■ **What you have to do**:
Everything in the records below except the images should be output exactly as written.

■ **Dataset content**:
______

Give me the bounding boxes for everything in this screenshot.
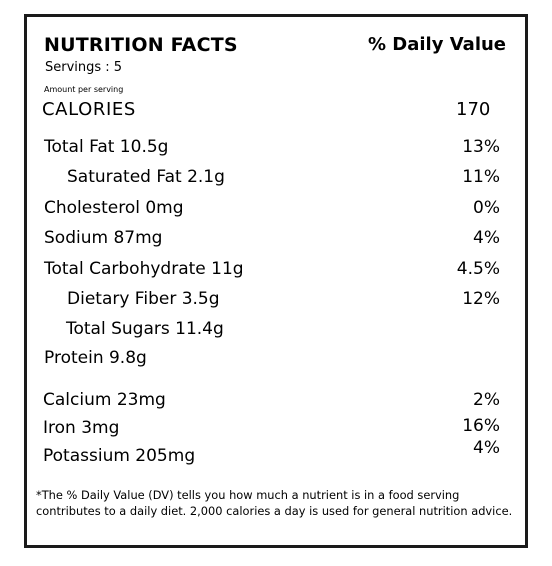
mineral-label-iron: Iron 3mg [43,418,120,438]
servings-text: Servings : 5 [45,60,123,75]
nutrient-dv-saturated-fat: 11% [462,167,500,187]
nutrient-dv-dietary-fiber: 12% [462,289,500,309]
nutrient-label-saturated-fat: Saturated Fat 2.1g [67,167,225,187]
nutrient-dv-total-fat: 13% [462,137,500,157]
mineral-dv-calcium: 2% [473,390,500,410]
nutrient-dv-total-carbohydrate: 4.5% [456,259,500,279]
nutrient-label-total-fat: Total Fat 10.5g [44,137,169,157]
nutrient-label-total-sugars: Total Sugars 11.4g [66,319,224,339]
nutrient-label-sodium: Sodium 87mg [44,228,163,248]
nutrition-label-border [24,14,528,548]
nutrient-label-protein: Protein 9.8g [44,348,147,368]
amount-per-serving-text: Amount per serving [44,85,124,94]
mineral-dv-potassium: 4% [473,438,500,458]
nutrient-label-cholesterol: Cholesterol 0mg [44,198,184,218]
footnote-text: *The % Daily Value (DV) tells you how mu… [36,488,513,518]
nutrient-label-dietary-fiber: Dietary Fiber 3.5g [67,289,220,309]
mineral-label-calcium: Calcium 23mg [43,390,166,410]
label-title: NUTRITION FACTS [44,34,238,56]
daily-value-header: % Daily Value [368,34,507,55]
calories-value: 170 [456,99,491,120]
calories-label: CALORIES [42,99,136,120]
nutrient-dv-sodium: 4% [473,228,500,248]
nutrient-label-total-carbohydrate: Total Carbohydrate 11g [44,259,244,279]
mineral-label-potassium: Potassium 205mg [43,446,196,466]
mineral-dv-iron: 16% [462,416,500,436]
nutrient-dv-cholesterol: 0% [473,198,500,218]
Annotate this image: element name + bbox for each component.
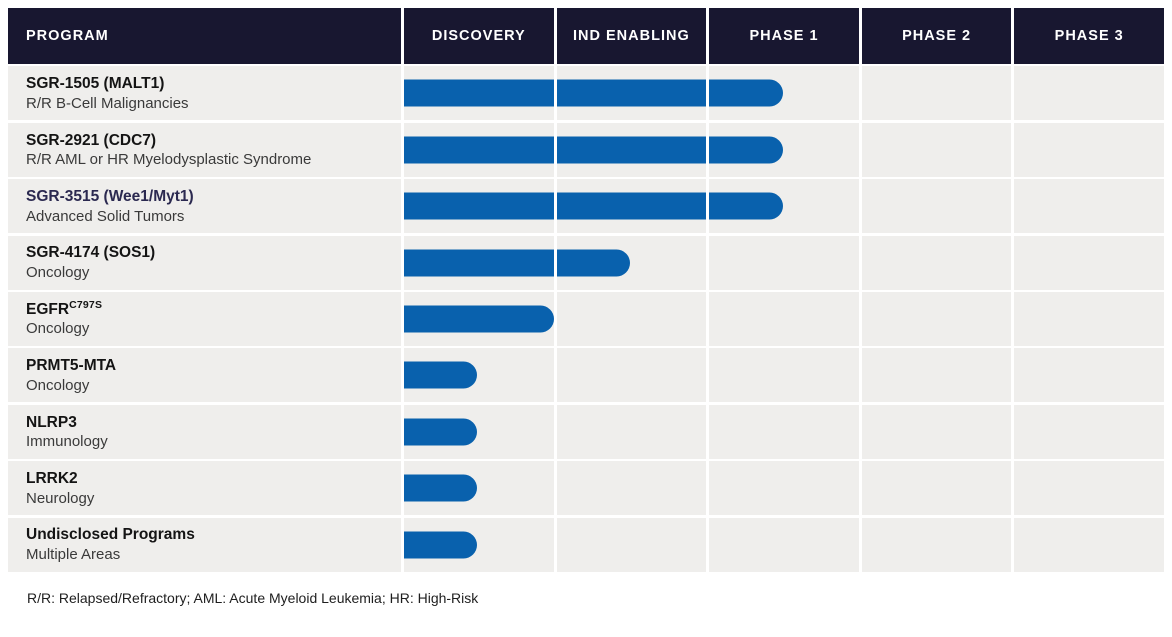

______

■ **Answer area**:
Give me the bounding boxes for everything in this screenshot.
mineral-label-iron: Iron 3mg [43,418,120,438]
servings-text: Servings : 5 [45,60,123,75]
nutrient-dv-saturated-fat: 11% [462,167,500,187]
nutrient-dv-dietary-fiber: 12% [462,289,500,309]
nutrient-label-saturated-fat: Saturated Fat 2.1g [67,167,225,187]
nutrient-dv-total-fat: 13% [462,137,500,157]
mineral-dv-calcium: 2% [473,390,500,410]
nutrient-dv-total-carbohydrate: 4.5% [456,259,500,279]
nutrient-label-total-fat: Total Fat 10.5g [44,137,169,157]
nutrient-label-total-sugars: Total Sugars 11.4g [66,319,224,339]
nutrient-label-sodium: Sodium 87mg [44,228,163,248]
nutrition-label-border [24,14,528,548]
nutrient-label-protein: Protein 9.8g [44,348,147,368]
amount-per-serving-text: Amount per serving [44,85,124,94]
mineral-dv-potassium: 4% [473,438,500,458]
nutrient-label-cholesterol: Cholesterol 0mg [44,198,184,218]
footnote-text: *The % Daily Value (DV) tells you how mu… [36,488,513,518]
nutrient-label-dietary-fiber: Dietary Fiber 3.5g [67,289,220,309]
mineral-label-calcium: Calcium 23mg [43,390,166,410]
label-title: NUTRITION FACTS [44,34,238,56]
daily-value-header: % Daily Value [368,34,507,55]
calories-value: 170 [456,99,491,120]
calories-label: CALORIES [42,99,136,120]
nutrient-dv-sodium: 4% [473,228,500,248]
nutrient-label-total-carbohydrate: Total Carbohydrate 11g [44,259,244,279]
mineral-label-potassium: Potassium 205mg [43,446,196,466]
mineral-dv-iron: 16% [462,416,500,436]
nutrient-dv-cholesterol: 0% [473,198,500,218]
Annotate this image: element name + bbox for each component.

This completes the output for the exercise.